» **PROBLEM TO SOLVE**: Set all the material down again unchanged, without the pictures.

» **EXTRACTED ENTRIES**:
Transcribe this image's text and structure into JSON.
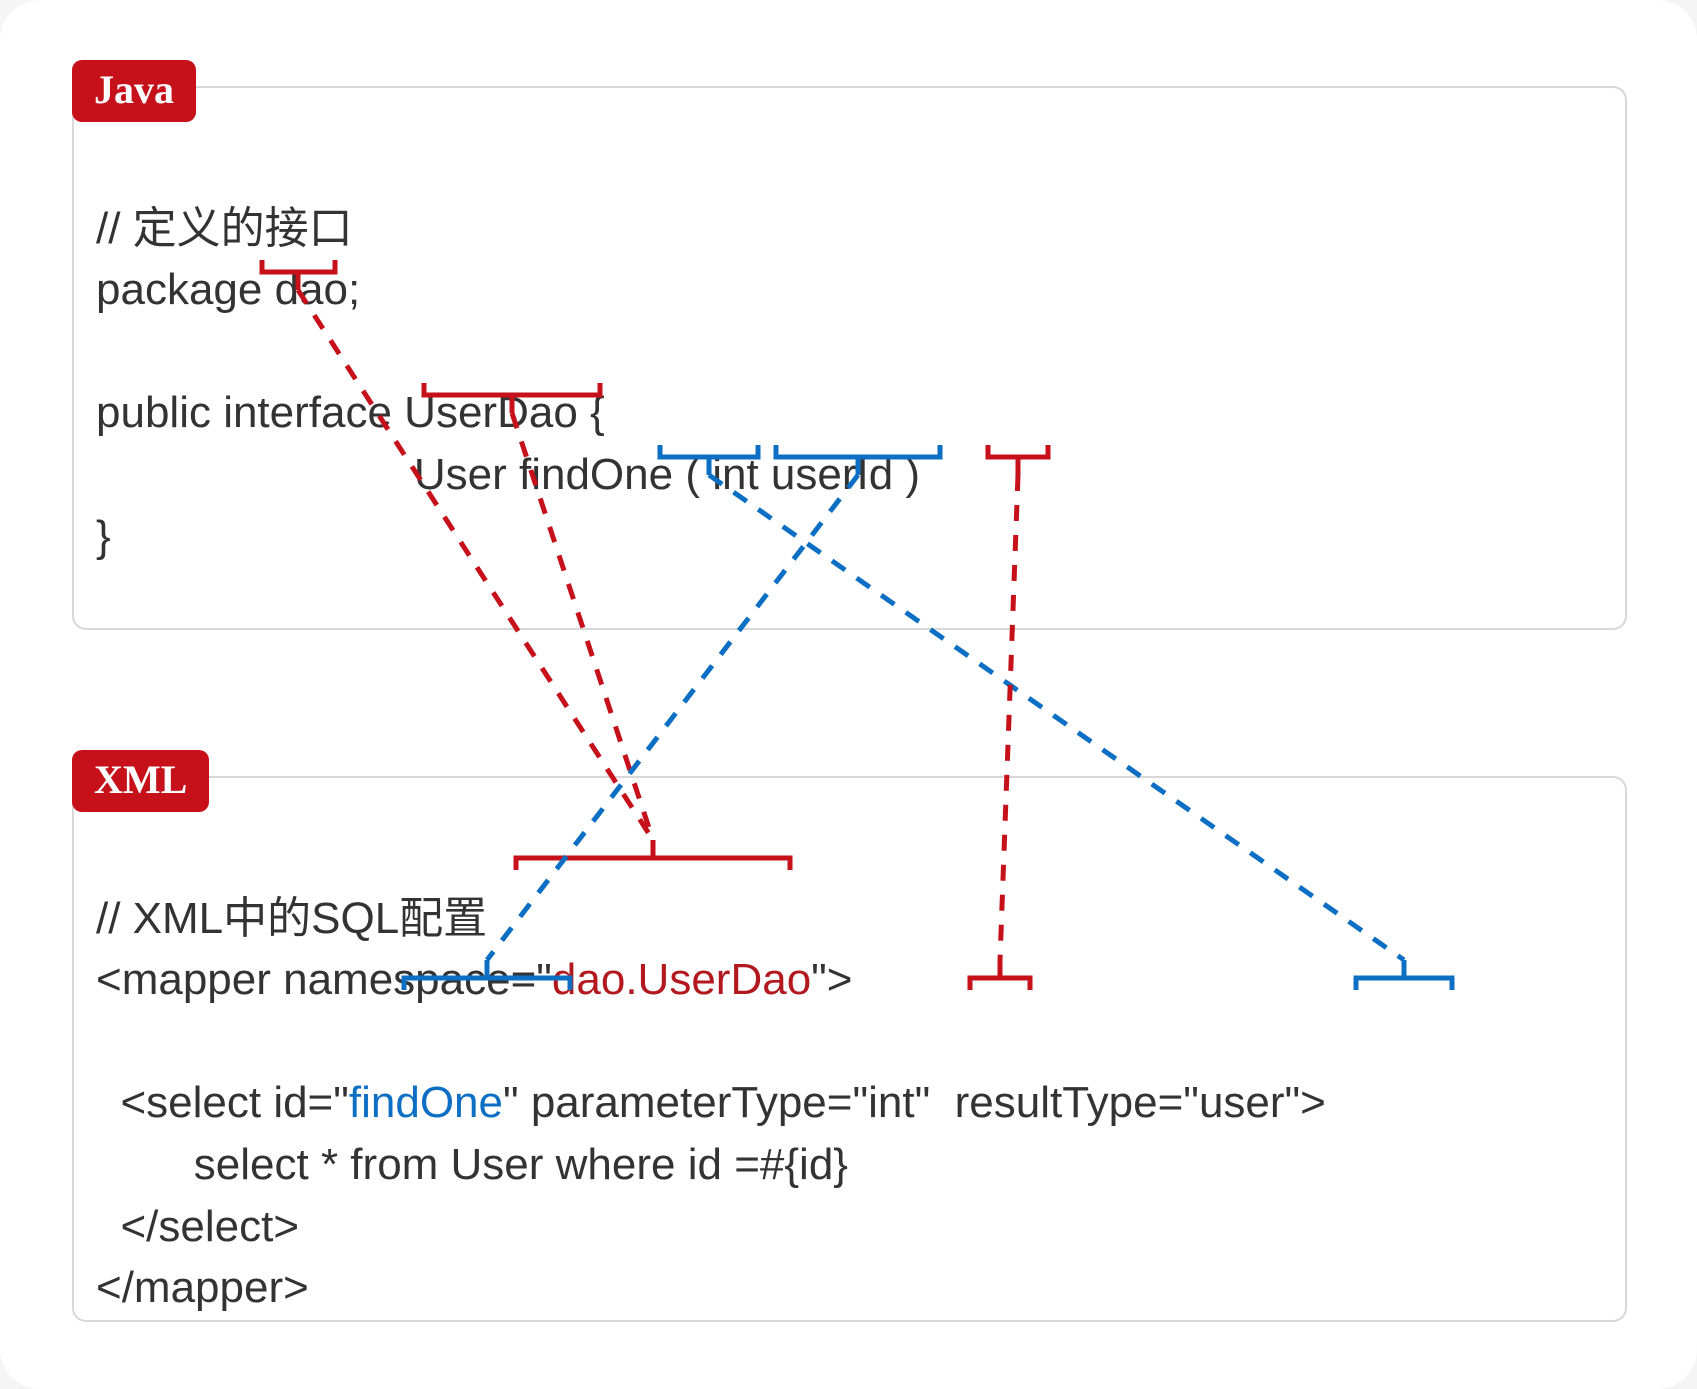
{
  "java": {
    "tag": "Java",
    "comment": "// 定义的接口",
    "pkg_kw": "package ",
    "pkg_name": "dao",
    "pkg_semi": ";",
    "iface_decl": "public interface UserDao {",
    "method_indent": "                          ",
    "method_ret": "User",
    "method_sp1": " ",
    "method_name": "findOne",
    "method_sp2": " ( ",
    "method_ptype": "int",
    "method_rest": " userId )",
    "close": "}"
  },
  "xml": {
    "tag": "XML",
    "comment": "// XML中的SQL配置",
    "mapper_open1": "<mapper namespace=\"",
    "namespace": "dao.UserDao",
    "mapper_open2": "\">",
    "select_indent": "  ",
    "select_open1": "<select id=\"",
    "id": "findOne",
    "select_open2": "\" parameterType=\"",
    "ptype": "int",
    "select_open3": "\"  resultType=\"",
    "rtype": "user",
    "select_open4": "\">",
    "sql_indent": "        ",
    "sql": "select * from User where id =#{id}",
    "select_close_indent": "  ",
    "select_close": "</select>",
    "mapper_close": "</mapper>"
  },
  "colors": {
    "red": "#c6101a",
    "blue": "#0d6fc4",
    "border": "#d8d8d8",
    "text": "#333333"
  },
  "connections": [
    {
      "from": "java.dao",
      "to": "xml.namespace",
      "color": "red"
    },
    {
      "from": "java.UserDao",
      "to": "xml.namespace",
      "color": "red"
    },
    {
      "from": "java.User",
      "to": "xml.resultType",
      "color": "blue"
    },
    {
      "from": "java.findOne",
      "to": "xml.id",
      "color": "blue"
    },
    {
      "from": "java.int",
      "to": "xml.parameterType",
      "color": "red"
    }
  ]
}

» **RESULT OF THE TASK**:
Transcribe this image's text and structure into JSON.
{
  "java": {
    "tag": "Java",
    "comment": "// 定义的接口",
    "pkg_kw": "package ",
    "pkg_name": "dao",
    "pkg_semi": ";",
    "iface_decl": "public interface UserDao {",
    "method_indent": "                          ",
    "method_ret": "User",
    "method_sp1": " ",
    "method_name": "findOne",
    "method_sp2": " ( ",
    "method_ptype": "int",
    "method_rest": " userId )",
    "close": "}"
  },
  "xml": {
    "tag": "XML",
    "comment": "// XML中的SQL配置",
    "mapper_open1": "<mapper namespace=\"",
    "namespace": "dao.UserDao",
    "mapper_open2": "\">",
    "select_indent": "  ",
    "select_open1": "<select id=\"",
    "id": "findOne",
    "select_open2": "\" parameterType=\"",
    "ptype": "int",
    "select_open3": "\"  resultType=\"",
    "rtype": "user",
    "select_open4": "\">",
    "sql_indent": "        ",
    "sql": "select * from User where id =#{id}",
    "select_close_indent": "  ",
    "select_close": "</select>",
    "mapper_close": "</mapper>"
  },
  "colors": {
    "red": "#c6101a",
    "blue": "#0d6fc4",
    "border": "#d8d8d8",
    "text": "#333333"
  },
  "connections": [
    {
      "from": "java.dao",
      "to": "xml.namespace",
      "color": "red"
    },
    {
      "from": "java.UserDao",
      "to": "xml.namespace",
      "color": "red"
    },
    {
      "from": "java.User",
      "to": "xml.resultType",
      "color": "blue"
    },
    {
      "from": "java.findOne",
      "to": "xml.id",
      "color": "blue"
    },
    {
      "from": "java.int",
      "to": "xml.parameterType",
      "color": "red"
    }
  ]
}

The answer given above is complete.